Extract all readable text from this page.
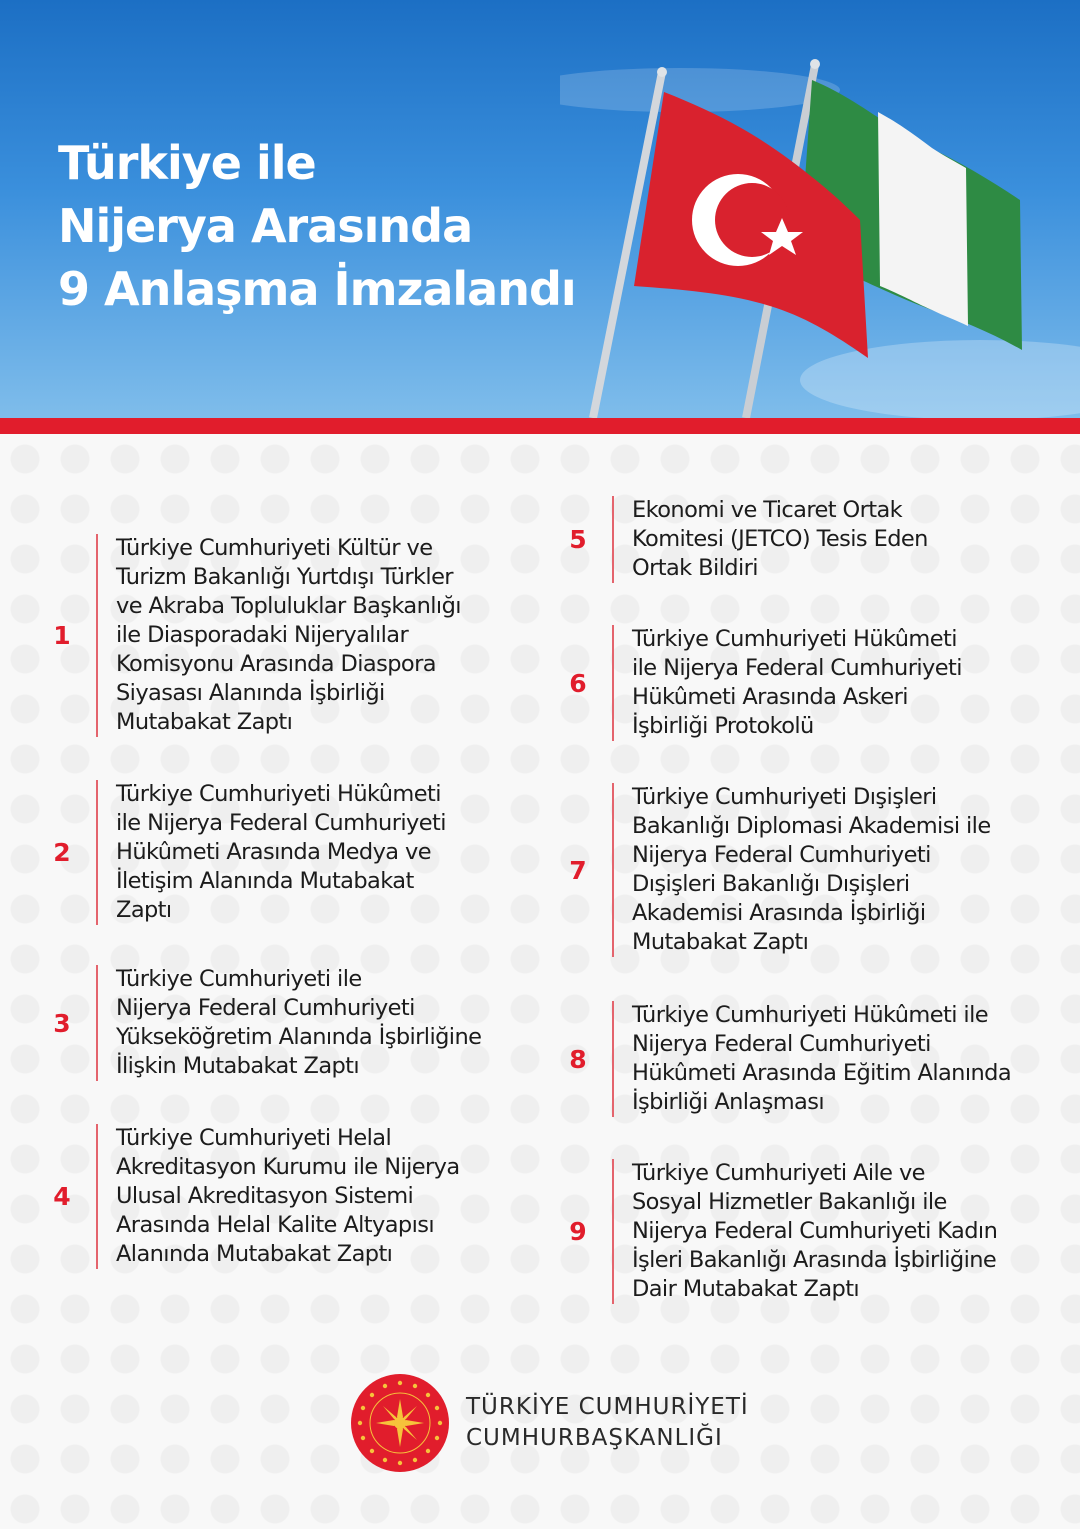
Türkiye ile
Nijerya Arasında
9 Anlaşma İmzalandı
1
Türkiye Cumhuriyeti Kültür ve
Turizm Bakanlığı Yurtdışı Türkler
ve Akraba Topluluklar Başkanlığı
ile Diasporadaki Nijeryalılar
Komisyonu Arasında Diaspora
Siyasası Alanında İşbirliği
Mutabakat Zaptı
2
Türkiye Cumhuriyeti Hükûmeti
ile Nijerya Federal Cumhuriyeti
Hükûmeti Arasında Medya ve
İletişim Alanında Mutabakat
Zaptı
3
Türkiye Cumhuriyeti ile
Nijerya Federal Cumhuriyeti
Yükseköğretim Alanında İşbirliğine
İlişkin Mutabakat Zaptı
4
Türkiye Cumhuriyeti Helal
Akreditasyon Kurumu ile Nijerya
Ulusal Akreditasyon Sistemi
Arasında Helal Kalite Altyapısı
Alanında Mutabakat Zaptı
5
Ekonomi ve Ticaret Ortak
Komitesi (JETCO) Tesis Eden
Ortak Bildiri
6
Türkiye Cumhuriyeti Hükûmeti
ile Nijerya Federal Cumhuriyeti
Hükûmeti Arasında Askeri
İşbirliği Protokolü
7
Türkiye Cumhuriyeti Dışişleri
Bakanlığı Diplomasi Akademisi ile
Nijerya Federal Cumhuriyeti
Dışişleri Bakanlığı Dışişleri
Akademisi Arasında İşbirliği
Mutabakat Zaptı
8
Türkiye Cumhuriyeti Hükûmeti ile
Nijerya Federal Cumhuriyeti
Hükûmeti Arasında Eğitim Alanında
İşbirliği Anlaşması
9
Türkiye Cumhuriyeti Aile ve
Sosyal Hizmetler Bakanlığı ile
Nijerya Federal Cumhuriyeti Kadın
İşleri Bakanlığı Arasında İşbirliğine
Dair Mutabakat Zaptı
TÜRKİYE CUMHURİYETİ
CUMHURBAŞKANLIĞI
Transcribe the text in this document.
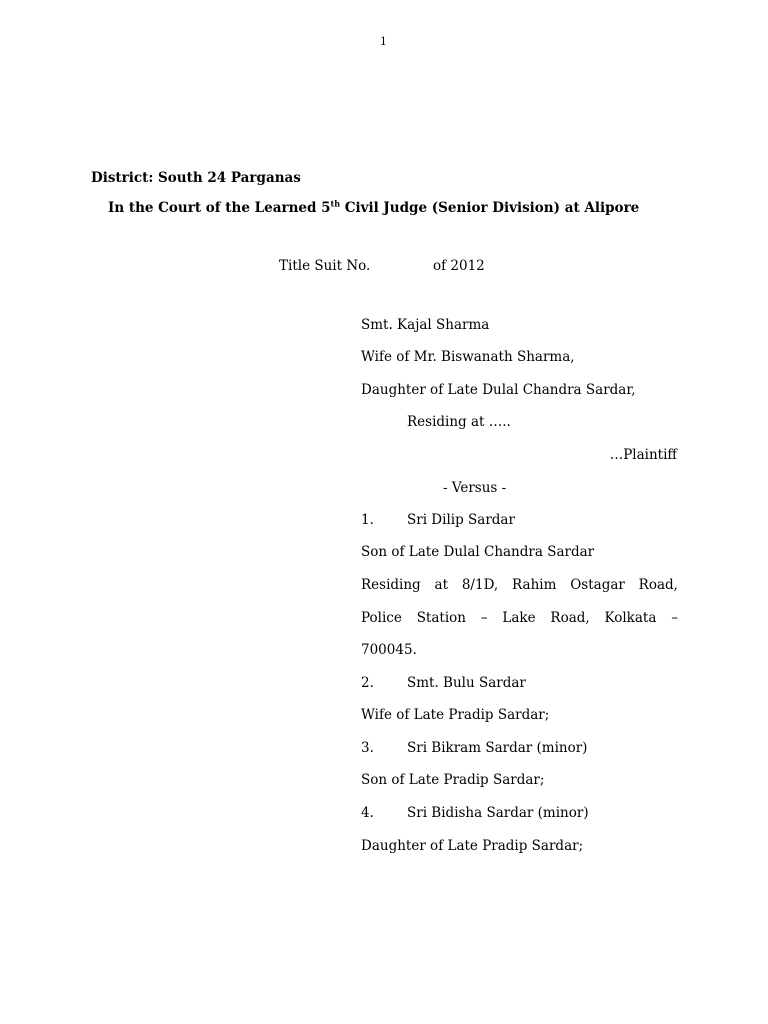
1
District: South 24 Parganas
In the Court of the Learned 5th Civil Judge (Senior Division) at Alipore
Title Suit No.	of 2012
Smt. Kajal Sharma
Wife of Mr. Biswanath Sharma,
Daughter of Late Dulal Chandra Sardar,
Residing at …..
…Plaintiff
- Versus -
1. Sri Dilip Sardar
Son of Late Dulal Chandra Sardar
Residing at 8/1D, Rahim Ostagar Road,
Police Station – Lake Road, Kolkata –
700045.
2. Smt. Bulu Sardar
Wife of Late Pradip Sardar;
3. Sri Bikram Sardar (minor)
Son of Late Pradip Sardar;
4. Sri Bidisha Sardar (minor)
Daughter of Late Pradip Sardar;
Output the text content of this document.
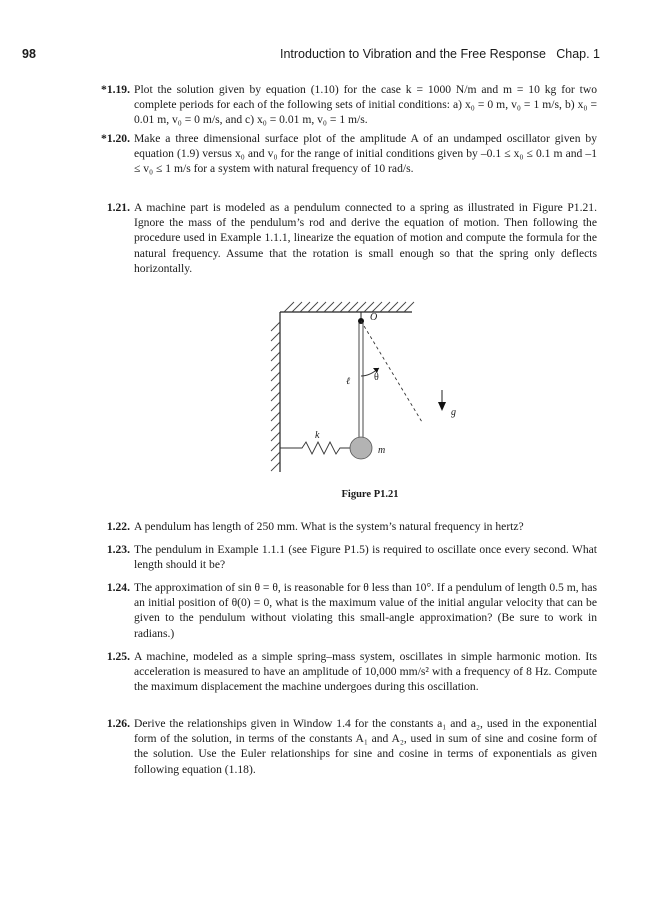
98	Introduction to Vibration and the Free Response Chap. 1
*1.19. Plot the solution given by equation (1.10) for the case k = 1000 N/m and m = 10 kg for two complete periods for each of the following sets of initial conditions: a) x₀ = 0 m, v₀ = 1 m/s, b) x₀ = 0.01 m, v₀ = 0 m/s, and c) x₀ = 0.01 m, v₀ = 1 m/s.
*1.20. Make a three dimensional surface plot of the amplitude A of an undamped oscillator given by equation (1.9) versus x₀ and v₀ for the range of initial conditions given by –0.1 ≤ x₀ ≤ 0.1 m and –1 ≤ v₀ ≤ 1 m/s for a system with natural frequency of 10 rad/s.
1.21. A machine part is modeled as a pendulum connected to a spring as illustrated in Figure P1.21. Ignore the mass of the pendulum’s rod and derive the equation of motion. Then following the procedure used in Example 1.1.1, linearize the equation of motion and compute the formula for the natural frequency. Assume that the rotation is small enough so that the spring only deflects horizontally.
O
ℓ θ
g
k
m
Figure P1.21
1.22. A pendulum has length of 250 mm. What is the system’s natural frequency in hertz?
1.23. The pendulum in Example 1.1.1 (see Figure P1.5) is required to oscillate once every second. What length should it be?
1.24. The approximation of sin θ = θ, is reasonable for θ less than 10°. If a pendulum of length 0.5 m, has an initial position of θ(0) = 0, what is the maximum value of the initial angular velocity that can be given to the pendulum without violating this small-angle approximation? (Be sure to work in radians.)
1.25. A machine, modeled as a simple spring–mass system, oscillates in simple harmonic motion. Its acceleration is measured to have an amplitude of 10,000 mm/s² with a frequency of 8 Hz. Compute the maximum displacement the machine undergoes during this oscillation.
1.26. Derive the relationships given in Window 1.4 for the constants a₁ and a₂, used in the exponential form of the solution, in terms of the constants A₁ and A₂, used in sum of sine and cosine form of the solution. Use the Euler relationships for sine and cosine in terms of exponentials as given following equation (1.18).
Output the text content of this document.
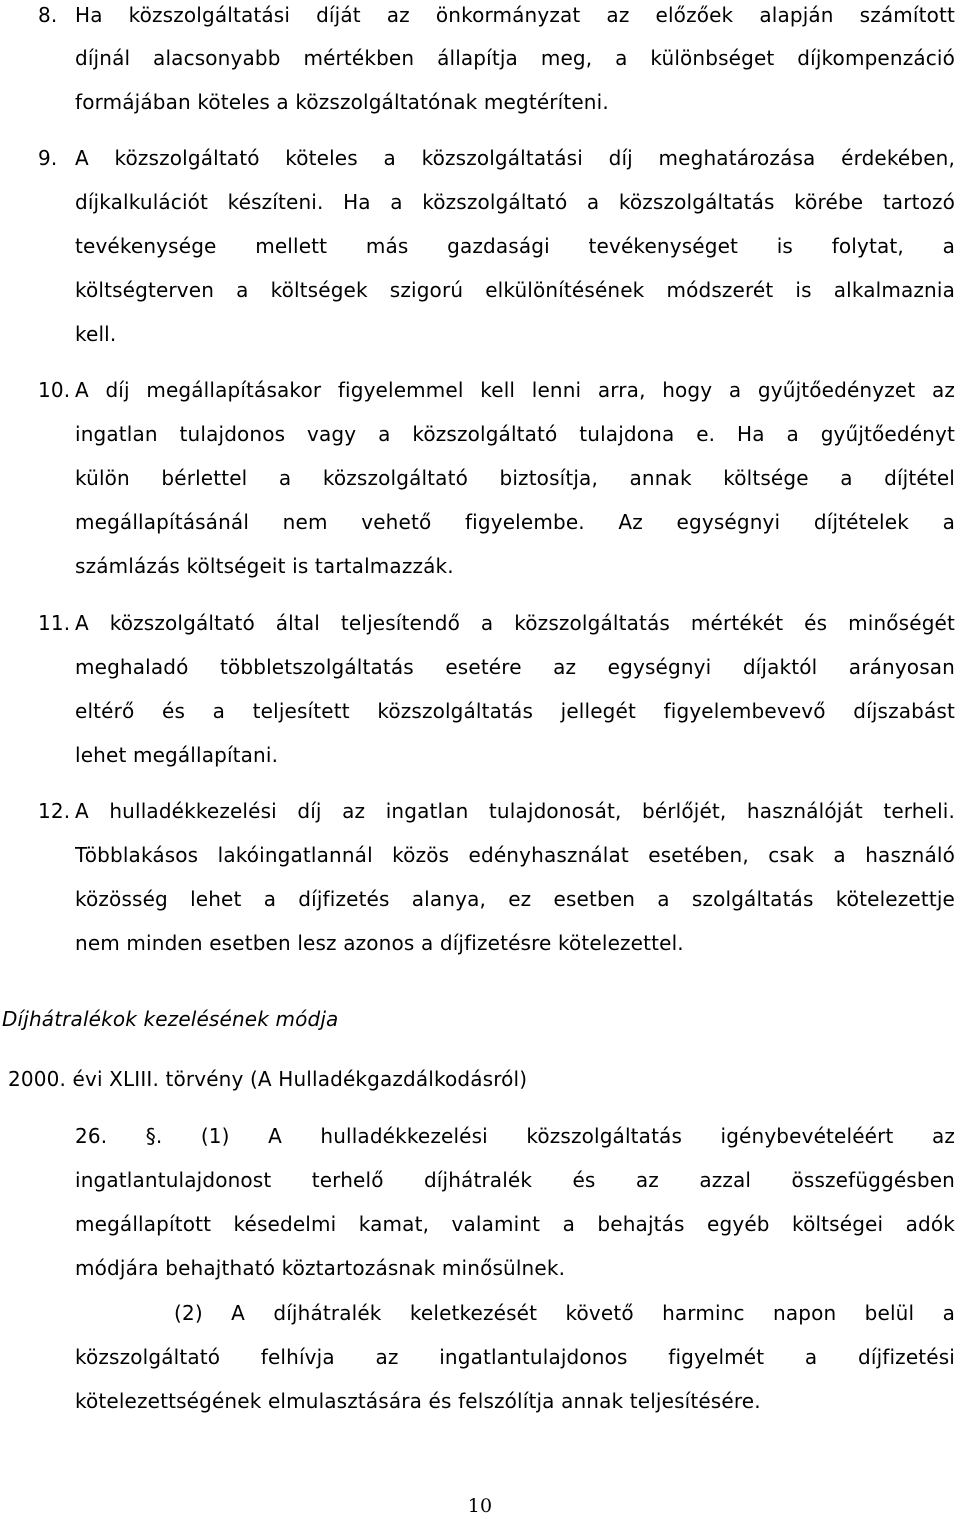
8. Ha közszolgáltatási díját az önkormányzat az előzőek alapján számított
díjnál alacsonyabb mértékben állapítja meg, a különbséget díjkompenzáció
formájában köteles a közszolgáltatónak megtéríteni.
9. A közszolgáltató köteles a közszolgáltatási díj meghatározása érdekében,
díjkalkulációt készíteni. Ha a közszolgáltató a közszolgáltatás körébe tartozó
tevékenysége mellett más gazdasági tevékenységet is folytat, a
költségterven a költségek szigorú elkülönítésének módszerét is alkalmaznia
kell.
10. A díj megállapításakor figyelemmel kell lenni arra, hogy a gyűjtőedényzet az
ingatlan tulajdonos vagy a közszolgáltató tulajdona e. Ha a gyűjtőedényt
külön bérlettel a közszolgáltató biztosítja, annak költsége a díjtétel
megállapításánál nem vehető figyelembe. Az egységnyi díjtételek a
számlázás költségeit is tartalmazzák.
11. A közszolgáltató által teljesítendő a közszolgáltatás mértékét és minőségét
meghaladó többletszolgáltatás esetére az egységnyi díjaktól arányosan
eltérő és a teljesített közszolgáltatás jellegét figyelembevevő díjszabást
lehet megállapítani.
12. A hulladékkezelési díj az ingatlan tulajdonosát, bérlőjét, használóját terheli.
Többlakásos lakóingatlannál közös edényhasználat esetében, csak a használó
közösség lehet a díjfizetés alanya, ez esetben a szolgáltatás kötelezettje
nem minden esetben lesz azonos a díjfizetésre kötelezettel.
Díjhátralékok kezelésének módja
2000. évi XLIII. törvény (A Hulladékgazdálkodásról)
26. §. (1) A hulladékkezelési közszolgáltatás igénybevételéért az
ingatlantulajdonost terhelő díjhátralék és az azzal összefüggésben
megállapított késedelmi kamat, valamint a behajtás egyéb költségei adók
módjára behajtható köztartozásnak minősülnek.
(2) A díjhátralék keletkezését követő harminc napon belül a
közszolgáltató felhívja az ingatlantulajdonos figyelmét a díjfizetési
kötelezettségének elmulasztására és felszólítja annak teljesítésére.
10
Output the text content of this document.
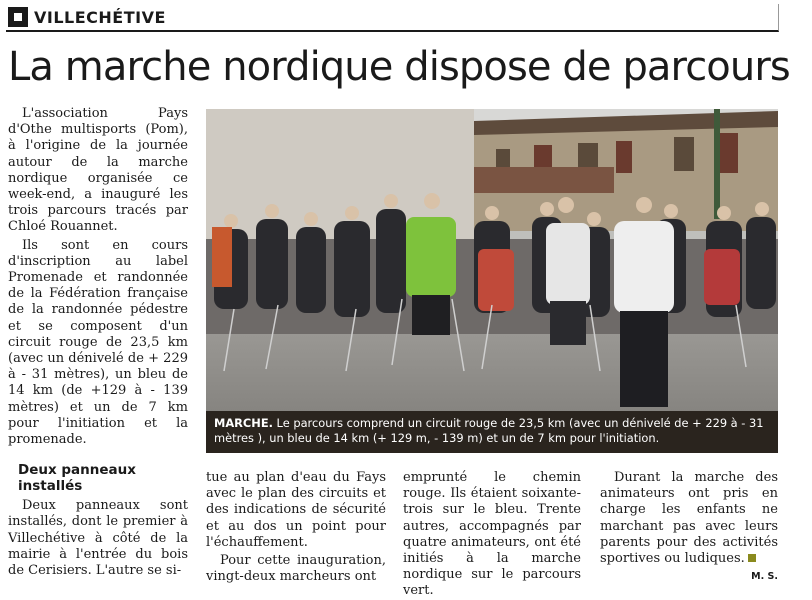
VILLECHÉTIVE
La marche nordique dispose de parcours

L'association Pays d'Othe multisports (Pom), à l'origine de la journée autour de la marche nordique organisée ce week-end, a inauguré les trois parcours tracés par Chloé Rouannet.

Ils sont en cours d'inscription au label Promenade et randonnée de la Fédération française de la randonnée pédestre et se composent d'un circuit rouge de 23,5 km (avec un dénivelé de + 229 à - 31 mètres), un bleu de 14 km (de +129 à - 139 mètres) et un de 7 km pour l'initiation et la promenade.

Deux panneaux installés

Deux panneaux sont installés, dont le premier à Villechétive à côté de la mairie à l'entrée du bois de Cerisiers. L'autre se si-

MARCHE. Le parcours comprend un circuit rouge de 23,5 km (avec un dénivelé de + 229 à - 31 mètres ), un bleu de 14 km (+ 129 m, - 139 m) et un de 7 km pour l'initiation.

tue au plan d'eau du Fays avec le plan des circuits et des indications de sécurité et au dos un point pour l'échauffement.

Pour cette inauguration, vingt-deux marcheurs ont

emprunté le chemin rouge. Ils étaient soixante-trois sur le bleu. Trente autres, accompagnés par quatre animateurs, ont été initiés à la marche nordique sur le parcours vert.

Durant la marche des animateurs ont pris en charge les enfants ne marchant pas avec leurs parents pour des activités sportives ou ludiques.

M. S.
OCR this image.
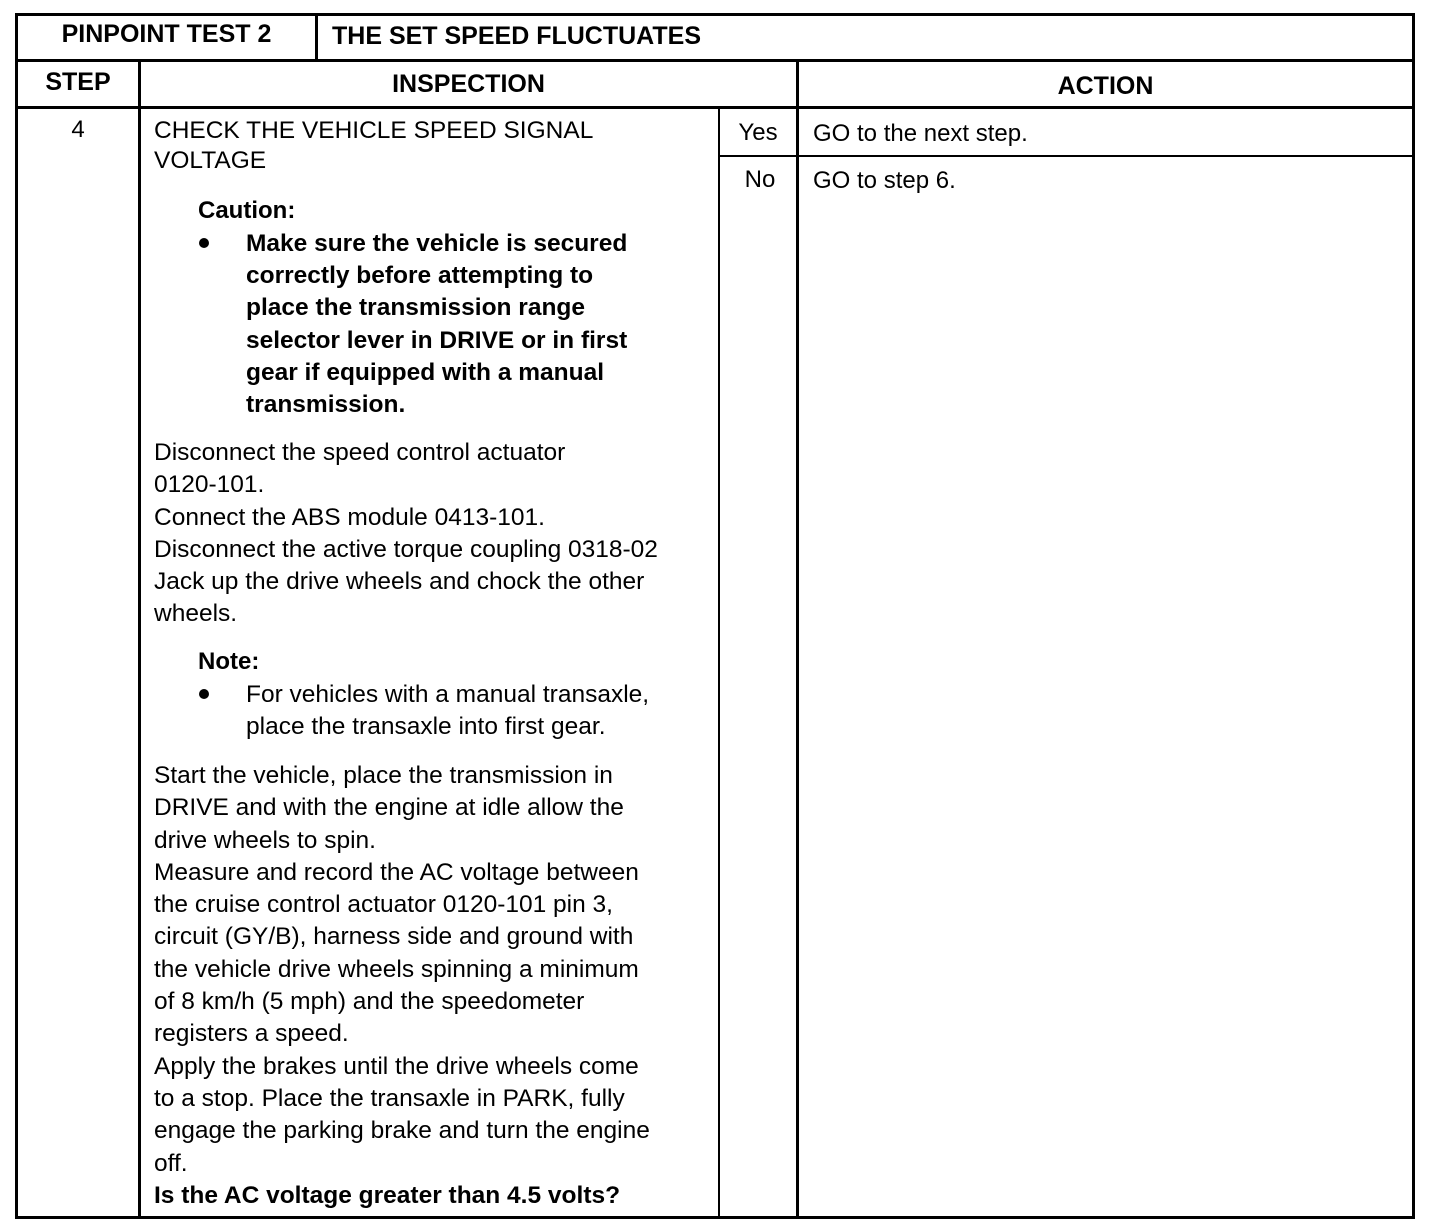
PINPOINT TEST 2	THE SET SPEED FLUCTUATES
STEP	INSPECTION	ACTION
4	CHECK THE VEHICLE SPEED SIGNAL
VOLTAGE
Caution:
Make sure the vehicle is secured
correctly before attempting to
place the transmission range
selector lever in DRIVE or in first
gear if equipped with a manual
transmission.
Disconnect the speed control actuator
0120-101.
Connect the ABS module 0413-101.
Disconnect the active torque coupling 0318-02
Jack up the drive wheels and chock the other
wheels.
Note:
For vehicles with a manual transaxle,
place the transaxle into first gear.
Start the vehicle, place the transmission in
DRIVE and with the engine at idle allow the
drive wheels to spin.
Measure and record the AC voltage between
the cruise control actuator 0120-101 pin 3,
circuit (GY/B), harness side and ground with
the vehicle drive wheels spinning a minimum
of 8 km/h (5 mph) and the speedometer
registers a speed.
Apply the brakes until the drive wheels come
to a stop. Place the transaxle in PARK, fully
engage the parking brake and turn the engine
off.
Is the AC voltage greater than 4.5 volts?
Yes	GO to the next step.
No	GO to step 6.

TASK - Check each line of the material above for "wheels" and say how many lines contain it, giving the number alone.

TASK OUTPUT - 5